Exercise passage:
I wrote this last night, when I didn't have access to the internet:
I’ve been having quite a difficult time lately. However, I consider myself the luckiest girl in the world. This weekend, my boyfriend of 3 1/2 years and friend of 7 years became my fiance. Gustavo actually wants to be with me the rest of my life, in sickness and in health. Many of you know the kind of commitment that is with someone like me. I have been very blessed to be in love with my best friend. It makes all of this pain and sickness seem a bit more bearable, when you know you won’t have to do it all alone.
Of course, now that I have had to discontinue all of my work, I do spend a lot of time alone. Today, I officially quit teaching piano lessons, at least for a while. I have several very loyal families that are willing to wait for my health to improve. In the meantime, I am left spending much of the day alone in the house, because most people work all day. It’s amazing how much time there is to deal with when you can’t work at all. Most of that time is spent being tortured. My own body tortures me all day. My pain level has been very high. I’ve been very symptomatic, with my autonomic symptoms, nausea, and vertigo all worsening and happening more frequently. I’ve had a lot of pain in my head, including severe facial pain. I’ve also had pain in my spine, feeling like it’s being crushed like an accordion. I also have a constant feeling of a lump in my throat, causing frequent gagging. It's impossible to sit up at times. The only escape is laying flat almost all of the day.

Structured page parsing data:
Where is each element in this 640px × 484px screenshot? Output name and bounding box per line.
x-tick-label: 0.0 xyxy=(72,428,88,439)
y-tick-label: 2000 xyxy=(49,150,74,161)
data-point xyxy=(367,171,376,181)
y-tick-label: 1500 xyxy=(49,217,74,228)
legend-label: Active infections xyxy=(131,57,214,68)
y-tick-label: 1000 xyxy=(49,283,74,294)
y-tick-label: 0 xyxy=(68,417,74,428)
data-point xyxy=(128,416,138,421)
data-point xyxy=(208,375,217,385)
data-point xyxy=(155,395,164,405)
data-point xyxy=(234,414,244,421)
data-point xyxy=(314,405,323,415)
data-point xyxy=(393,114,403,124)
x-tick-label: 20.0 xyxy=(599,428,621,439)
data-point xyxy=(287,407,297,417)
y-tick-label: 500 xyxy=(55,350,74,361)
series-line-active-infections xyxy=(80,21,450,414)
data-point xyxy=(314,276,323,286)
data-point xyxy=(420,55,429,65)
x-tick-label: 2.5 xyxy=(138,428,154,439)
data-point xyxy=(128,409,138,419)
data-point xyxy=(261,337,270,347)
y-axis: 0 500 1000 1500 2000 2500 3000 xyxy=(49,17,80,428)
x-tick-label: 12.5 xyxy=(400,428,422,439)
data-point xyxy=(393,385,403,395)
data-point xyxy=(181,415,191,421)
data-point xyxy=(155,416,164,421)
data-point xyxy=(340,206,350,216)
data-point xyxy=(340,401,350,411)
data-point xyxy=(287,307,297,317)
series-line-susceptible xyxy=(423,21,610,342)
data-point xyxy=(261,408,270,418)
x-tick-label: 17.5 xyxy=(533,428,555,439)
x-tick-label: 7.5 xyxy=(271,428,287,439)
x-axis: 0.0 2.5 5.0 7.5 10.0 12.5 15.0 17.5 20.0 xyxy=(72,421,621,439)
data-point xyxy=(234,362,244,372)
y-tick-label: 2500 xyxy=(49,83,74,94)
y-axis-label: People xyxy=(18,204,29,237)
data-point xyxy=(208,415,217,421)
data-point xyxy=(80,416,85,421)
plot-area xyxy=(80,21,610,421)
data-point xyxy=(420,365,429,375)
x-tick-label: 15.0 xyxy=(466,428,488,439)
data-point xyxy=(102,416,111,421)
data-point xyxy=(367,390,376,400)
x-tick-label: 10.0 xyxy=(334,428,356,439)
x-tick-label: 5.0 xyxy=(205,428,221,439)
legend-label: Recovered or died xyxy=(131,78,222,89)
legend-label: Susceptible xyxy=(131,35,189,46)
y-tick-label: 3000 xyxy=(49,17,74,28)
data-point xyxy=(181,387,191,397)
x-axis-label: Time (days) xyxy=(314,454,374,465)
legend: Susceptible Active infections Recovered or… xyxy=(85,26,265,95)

Task list:
1: Copy the post about living with chronic illness from "I wrote this" up to and including "it all alone.", switching "boyfriend" to "partner".
2: Write a continuation of the post about living with chronic illness, picking up after its last sentence.

Expected outputs:
1:
I wrote this last night, when I didn't have access to the internet:
I’ve been having quite a difficult time lately. However, I consider myself the luckiest girl in the world. This weekend, my partner of 3 1/2 years and friend of 7 years became my fiance. Gustavo actually wants to be with me the rest of my life, in sickness and in health. Many of you know the kind of commitment that is with someone like me. I have been very blessed to be in love with my best friend. It makes all of this pain and sickness seem a bit more bearable, when you know you won’t have to do it all alone.

2:
I will be seeing my endocrinologist, on Monday, October 26th. I expect her to order a new DEXA bone scan to determine the effectiveness of my first year of osteopenia treatment. Hopefully, my bones will have improved sufficiently (with only Vitamin D, Calcium, and Magnesium treatment). I will send the results to Dr. Bolognese, my neurosurgeon in New York. I will also certainly be sending him a pleading letter, describing the worsening of my symptoms. The hope is that he will be willing to schedule a surgical revision to my cranio-cervical fusion in the very near future. I will probably have to wait a couple months, however, because my mom will be getting married at the end of November! And I don’t want to interfere with the wedding and honeymoon plans. My health (or lack thereof) tends to interfere with everything. But I’ll do my best to keep being patient. The situation is just becoming rather desperate. I sometimes wonder just how many more days I can stand this. It’s just been so long. I just don’t want to lose more years of my life to this. I need help, now.
I am frustrated that I can’t post this entry while typing it, because my current laptop has difficulty with wireless internet reception. So it doesn’t seem to work on the top level of the house, where my bedroom is. Being connected to the internet during the day would probably help me to feel less isolated alone on my bed 24 hours a day. I wish someone could help me (a lot of good wishing does).